# [Objective]
Exclude the pictures; give every entry again exactly as written.

# [Data for processing]

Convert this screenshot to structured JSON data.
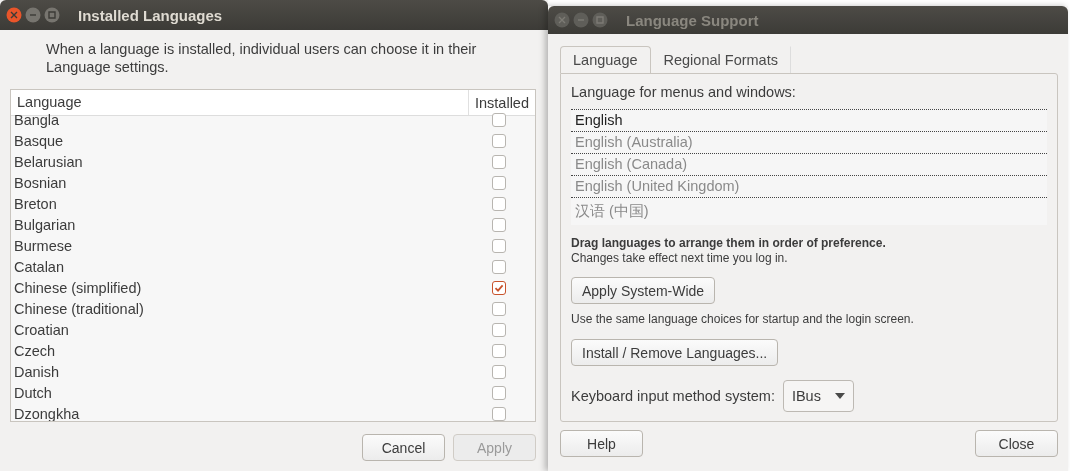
{
  "installed_window": {
    "title": "Installed Languages",
    "active": true,
    "intro": "When a language is installed, individual users can choose it in their Language settings.",
    "table": {
      "columns": [
        "Language",
        "Installed"
      ],
      "rows": [
        {
          "language": "Bangla",
          "checked": false
        },
        {
          "language": "Basque",
          "checked": false
        },
        {
          "language": "Belarusian",
          "checked": false
        },
        {
          "language": "Bosnian",
          "checked": false
        },
        {
          "language": "Breton",
          "checked": false
        },
        {
          "language": "Bulgarian",
          "checked": false
        },
        {
          "language": "Burmese",
          "checked": false
        },
        {
          "language": "Catalan",
          "checked": false
        },
        {
          "language": "Chinese (simplified)",
          "checked": true
        },
        {
          "language": "Chinese (traditional)",
          "checked": false
        },
        {
          "language": "Croatian",
          "checked": false
        },
        {
          "language": "Czech",
          "checked": false
        },
        {
          "language": "Danish",
          "checked": false
        },
        {
          "language": "Dutch",
          "checked": false
        },
        {
          "language": "Dzongkha",
          "checked": false
        }
      ]
    },
    "buttons": [
      {
        "label": "Cancel",
        "disabled": false
      },
      {
        "label": "Apply",
        "disabled": true
      }
    ]
  },
  "support_window": {
    "title": "Language Support",
    "active": false,
    "tabs": [
      {
        "label": "Language",
        "selected": true
      },
      {
        "label": "Regional Formats",
        "selected": false
      }
    ],
    "list_label": "Language for menus and windows:",
    "languages": [
      {
        "name": "English",
        "active": true
      },
      {
        "name": "English (Australia)",
        "active": false
      },
      {
        "name": "English (Canada)",
        "active": false
      },
      {
        "name": "English (United Kingdom)",
        "active": false
      },
      {
        "name": "汉语 (中国)",
        "active": false
      }
    ],
    "hint_bold": "Drag languages to arrange them in order of preference.",
    "hint": "Changes take effect next time you log in.",
    "apply_button": "Apply System-Wide",
    "apply_note": "Use the same language choices for startup and the login screen.",
    "install_button": "Install / Remove Languages...",
    "input_label": "Keyboard input method system:",
    "input_value": "IBus",
    "buttons": [
      {
        "label": "Help",
        "disabled": false
      },
      {
        "label": "Close",
        "disabled": false
      }
    ]
  }
}
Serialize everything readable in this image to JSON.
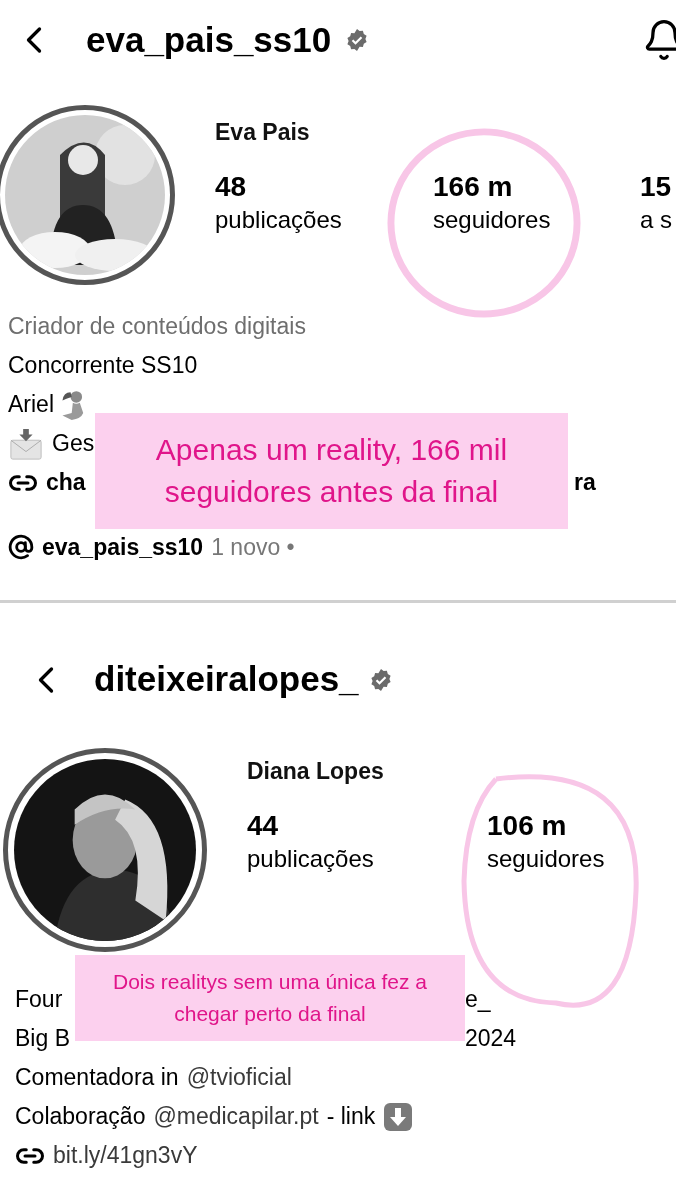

# [Written response]
Convert this screenshot to structured JSON data.
{
  "installed_window": {
    "title": "Installed Languages",
    "active": true,
    "intro": "When a language is installed, individual users can choose it in their Language settings.",
    "table": {
      "columns": [
        "Language",
        "Installed"
      ],
      "rows": [
        {
          "language": "Bangla",
          "checked": false
        },
        {
          "language": "Basque",
          "checked": false
        },
        {
          "language": "Belarusian",
          "checked": false
        },
        {
          "language": "Bosnian",
          "checked": false
        },
        {
          "language": "Breton",
          "checked": false
        },
        {
          "language": "Bulgarian",
          "checked": false
        },
        {
          "language": "Burmese",
          "checked": false
        },
        {
          "language": "Catalan",
          "checked": false
        },
        {
          "language": "Chinese (simplified)",
          "checked": true
        },
        {
          "language": "Chinese (traditional)",
          "checked": false
        },
        {
          "language": "Croatian",
          "checked": false
        },
        {
          "language": "Czech",
          "checked": false
        },
        {
          "language": "Danish",
          "checked": false
        },
        {
          "language": "Dutch",
          "checked": false
        },
        {
          "language": "Dzongkha",
          "checked": false
        }
      ]
    },
    "buttons": [
      {
        "label": "Cancel",
        "disabled": false
      },
      {
        "label": "Apply",
        "disabled": true
      }
    ]
  },
  "support_window": {
    "title": "Language Support",
    "active": false,
    "tabs": [
      {
        "label": "Language",
        "selected": true
      },
      {
        "label": "Regional Formats",
        "selected": false
      }
    ],
    "list_label": "Language for menus and windows:",
    "languages": [
      {
        "name": "English",
        "active": true
      },
      {
        "name": "English (Australia)",
        "active": false
      },
      {
        "name": "English (Canada)",
        "active": false
      },
      {
        "name": "English (United Kingdom)",
        "active": false
      },
      {
        "name": "汉语 (中国)",
        "active": false
      }
    ],
    "hint_bold": "Drag languages to arrange them in order of preference.",
    "hint": "Changes take effect next time you log in.",
    "apply_button": "Apply System-Wide",
    "apply_note": "Use the same language choices for startup and the login screen.",
    "install_button": "Install / Remove Languages...",
    "input_label": "Keyboard input method system:",
    "input_value": "IBus",
    "buttons": [
      {
        "label": "Help",
        "disabled": false
      },
      {
        "label": "Close",
        "disabled": false
      }
    ]
  }
}
Serialize everything readable in this image to JSON.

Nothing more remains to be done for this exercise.